[EXERCISE INPUT]

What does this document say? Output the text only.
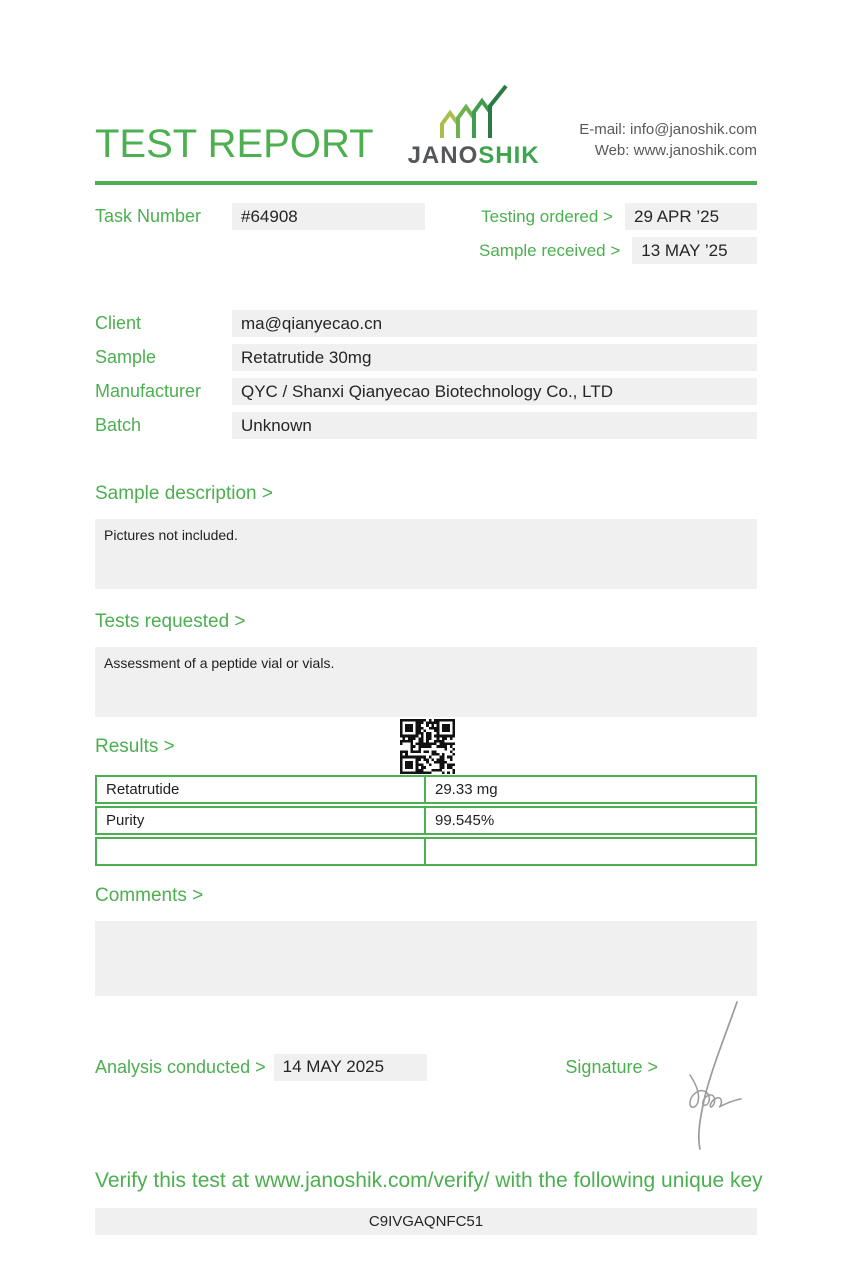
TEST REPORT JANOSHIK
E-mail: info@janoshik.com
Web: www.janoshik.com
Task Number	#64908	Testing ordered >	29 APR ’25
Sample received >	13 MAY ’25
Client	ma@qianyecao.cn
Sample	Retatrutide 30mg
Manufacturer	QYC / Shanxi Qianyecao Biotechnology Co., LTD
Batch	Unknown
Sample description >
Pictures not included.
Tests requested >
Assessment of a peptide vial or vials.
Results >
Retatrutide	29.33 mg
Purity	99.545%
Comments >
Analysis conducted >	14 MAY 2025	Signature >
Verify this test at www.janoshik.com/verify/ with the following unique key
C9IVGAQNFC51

[ASSIGNMENT]
Leave every image out and retype the entries above word for word.

[WRITTEN RESPONSE]
What does this document say? Output the text only.
TEST REPORT JANOSHIK
E-mail: info@janoshik.com
Web: www.janoshik.com
Task Number	#64908	Testing ordered >	29 APR ’25
Sample received >	13 MAY ’25
Client	ma@qianyecao.cn
Sample	Retatrutide 30mg
Manufacturer	QYC / Shanxi Qianyecao Biotechnology Co., LTD
Batch	Unknown
Sample description >
Pictures not included.
Tests requested >
Assessment of a peptide vial or vials.
Results >
Retatrutide	29.33 mg
Purity	99.545%
Comments >
Analysis conducted >	14 MAY 2025	Signature >
Verify this test at www.janoshik.com/verify/ with the following unique key
C9IVGAQNFC51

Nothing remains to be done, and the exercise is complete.